**Aim**: Here are some records; copy every line that holds the word "following".

Records from a data collection
· · · ·
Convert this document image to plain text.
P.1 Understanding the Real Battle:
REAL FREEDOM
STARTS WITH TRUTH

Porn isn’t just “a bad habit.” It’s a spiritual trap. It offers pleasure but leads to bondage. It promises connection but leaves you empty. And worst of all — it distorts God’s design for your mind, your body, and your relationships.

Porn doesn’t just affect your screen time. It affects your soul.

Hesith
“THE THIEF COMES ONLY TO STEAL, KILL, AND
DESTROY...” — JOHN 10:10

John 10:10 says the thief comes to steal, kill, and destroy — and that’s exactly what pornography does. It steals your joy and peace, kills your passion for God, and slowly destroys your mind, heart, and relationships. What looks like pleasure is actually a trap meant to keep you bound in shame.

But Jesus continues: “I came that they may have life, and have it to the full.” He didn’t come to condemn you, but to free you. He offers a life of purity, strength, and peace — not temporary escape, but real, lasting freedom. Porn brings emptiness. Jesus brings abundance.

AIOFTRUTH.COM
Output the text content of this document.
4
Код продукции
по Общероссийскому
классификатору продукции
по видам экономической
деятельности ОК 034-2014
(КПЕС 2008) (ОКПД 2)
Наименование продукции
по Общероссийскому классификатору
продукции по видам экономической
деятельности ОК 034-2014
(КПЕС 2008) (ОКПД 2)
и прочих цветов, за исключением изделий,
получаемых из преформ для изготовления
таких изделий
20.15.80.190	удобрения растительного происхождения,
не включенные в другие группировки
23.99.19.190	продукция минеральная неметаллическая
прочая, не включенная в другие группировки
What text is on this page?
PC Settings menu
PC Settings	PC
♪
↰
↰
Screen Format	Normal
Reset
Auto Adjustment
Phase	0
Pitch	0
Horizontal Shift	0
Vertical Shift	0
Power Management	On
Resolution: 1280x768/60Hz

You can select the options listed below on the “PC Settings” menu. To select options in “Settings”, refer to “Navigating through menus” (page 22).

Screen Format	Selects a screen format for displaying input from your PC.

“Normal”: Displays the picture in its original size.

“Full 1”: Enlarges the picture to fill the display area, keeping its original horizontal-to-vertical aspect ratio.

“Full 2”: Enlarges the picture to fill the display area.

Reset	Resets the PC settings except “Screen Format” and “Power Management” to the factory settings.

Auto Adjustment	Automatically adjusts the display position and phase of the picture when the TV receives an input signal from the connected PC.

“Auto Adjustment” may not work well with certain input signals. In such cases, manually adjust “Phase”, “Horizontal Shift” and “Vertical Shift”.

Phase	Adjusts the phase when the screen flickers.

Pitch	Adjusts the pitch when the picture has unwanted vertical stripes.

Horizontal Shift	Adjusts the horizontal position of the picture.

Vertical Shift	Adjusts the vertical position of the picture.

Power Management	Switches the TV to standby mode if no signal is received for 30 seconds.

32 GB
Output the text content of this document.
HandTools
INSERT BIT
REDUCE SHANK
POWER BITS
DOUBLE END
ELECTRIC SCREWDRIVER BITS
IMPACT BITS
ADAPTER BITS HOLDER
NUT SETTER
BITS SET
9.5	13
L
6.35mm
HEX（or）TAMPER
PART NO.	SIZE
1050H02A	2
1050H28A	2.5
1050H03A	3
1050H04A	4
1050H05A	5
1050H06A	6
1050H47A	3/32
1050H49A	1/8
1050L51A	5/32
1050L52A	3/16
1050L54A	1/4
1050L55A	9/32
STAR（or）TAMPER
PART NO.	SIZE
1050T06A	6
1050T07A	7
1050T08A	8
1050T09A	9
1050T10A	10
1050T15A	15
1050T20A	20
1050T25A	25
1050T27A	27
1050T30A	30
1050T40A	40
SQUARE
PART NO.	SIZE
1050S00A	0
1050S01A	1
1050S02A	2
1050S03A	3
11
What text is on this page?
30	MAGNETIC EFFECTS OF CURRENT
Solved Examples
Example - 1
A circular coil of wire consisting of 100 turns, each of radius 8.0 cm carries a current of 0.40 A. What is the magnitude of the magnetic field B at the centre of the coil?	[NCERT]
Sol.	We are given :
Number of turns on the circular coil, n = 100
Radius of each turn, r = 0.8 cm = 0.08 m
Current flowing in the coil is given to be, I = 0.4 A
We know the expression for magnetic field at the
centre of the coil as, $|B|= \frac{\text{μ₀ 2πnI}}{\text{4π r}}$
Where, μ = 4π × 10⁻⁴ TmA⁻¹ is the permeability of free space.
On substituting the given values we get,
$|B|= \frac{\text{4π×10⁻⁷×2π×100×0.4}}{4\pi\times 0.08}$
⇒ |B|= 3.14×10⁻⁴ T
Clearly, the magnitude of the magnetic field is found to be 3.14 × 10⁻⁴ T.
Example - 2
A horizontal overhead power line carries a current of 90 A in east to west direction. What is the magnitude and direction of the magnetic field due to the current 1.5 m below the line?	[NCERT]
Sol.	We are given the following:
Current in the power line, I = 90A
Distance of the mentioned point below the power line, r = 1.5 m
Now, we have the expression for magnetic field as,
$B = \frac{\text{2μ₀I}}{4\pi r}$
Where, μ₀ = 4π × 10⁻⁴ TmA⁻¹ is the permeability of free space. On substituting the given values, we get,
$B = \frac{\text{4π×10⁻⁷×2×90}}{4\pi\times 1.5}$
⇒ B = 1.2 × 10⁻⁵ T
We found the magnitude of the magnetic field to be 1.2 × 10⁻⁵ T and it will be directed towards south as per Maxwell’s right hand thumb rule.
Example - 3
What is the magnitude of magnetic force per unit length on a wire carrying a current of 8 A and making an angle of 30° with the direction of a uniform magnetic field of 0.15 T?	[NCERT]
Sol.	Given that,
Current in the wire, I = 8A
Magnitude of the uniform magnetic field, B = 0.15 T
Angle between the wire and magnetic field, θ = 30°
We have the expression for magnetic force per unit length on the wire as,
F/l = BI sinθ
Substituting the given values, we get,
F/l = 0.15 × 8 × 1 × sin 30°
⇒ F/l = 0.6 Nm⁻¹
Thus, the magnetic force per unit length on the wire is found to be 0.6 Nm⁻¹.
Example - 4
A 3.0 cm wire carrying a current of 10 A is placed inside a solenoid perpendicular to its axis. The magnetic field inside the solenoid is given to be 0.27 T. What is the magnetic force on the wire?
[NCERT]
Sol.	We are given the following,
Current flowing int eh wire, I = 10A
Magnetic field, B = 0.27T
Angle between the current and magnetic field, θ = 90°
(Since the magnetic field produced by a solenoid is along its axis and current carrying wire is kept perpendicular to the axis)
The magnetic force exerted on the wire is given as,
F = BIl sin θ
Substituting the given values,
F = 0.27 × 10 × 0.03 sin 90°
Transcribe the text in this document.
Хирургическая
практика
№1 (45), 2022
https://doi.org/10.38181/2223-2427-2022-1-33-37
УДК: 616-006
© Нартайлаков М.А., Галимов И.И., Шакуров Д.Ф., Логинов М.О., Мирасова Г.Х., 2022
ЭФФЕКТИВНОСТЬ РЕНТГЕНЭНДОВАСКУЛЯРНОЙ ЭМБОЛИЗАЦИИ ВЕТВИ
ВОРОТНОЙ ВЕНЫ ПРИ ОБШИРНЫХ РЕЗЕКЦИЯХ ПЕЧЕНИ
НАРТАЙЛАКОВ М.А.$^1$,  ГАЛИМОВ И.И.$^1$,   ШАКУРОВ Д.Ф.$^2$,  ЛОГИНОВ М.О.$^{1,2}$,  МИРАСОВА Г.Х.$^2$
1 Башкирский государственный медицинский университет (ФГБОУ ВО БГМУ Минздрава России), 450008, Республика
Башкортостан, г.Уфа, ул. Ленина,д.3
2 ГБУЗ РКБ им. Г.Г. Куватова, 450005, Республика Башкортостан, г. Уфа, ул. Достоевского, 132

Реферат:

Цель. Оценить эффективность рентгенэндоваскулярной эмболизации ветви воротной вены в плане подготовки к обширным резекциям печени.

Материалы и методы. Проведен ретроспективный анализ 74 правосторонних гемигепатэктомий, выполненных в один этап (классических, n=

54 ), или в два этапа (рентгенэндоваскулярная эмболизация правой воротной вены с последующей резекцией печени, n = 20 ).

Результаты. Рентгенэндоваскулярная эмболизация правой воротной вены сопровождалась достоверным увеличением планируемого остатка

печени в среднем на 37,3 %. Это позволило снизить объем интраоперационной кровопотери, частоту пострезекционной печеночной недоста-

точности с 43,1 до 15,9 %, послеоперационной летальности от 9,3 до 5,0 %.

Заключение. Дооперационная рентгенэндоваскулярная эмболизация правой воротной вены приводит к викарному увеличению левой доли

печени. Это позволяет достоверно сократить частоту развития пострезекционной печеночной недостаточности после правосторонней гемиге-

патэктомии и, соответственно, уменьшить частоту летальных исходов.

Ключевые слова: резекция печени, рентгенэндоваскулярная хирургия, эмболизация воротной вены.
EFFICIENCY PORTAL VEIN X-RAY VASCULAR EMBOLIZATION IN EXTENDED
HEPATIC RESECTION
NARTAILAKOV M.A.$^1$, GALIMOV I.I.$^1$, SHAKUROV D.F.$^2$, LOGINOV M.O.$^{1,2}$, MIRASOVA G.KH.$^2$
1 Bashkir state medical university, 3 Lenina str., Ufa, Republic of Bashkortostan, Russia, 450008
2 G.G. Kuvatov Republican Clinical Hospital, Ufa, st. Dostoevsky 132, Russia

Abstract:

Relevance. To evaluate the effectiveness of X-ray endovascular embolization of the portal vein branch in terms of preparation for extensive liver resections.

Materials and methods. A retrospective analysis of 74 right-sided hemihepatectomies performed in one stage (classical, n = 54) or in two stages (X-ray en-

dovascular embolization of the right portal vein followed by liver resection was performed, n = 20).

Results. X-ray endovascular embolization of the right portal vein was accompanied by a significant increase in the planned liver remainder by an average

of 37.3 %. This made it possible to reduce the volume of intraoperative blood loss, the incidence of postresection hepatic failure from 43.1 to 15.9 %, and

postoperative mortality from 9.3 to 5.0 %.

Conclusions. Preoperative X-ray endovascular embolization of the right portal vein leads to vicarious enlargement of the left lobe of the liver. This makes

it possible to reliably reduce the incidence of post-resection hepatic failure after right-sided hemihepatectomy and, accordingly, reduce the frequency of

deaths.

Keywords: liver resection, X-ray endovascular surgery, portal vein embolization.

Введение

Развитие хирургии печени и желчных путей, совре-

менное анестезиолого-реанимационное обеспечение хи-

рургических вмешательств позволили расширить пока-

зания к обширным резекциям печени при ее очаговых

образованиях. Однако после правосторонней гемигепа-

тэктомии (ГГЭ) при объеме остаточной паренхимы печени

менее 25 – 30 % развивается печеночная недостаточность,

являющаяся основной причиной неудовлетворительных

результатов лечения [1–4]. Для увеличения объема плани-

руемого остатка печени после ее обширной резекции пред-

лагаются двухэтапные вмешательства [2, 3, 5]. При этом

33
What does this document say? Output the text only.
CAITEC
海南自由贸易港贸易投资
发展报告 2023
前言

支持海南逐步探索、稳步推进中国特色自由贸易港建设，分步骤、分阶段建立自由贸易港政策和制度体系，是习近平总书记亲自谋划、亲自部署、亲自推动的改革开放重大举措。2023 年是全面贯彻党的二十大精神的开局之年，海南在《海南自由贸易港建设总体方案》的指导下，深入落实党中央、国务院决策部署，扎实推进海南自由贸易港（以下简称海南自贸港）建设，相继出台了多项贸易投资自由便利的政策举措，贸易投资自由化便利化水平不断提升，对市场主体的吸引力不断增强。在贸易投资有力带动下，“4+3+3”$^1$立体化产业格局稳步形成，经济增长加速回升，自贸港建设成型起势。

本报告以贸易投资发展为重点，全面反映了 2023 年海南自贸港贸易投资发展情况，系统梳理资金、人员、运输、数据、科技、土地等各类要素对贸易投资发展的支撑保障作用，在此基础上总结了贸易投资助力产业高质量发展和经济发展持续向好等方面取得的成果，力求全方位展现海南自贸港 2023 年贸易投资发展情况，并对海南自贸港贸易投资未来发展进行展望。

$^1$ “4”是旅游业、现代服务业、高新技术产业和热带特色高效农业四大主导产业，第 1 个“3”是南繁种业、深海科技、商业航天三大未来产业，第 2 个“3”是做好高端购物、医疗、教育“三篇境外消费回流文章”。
· · · ·
**Complete output**:
Sol.	We are given the following:
Sol.	We are given the following,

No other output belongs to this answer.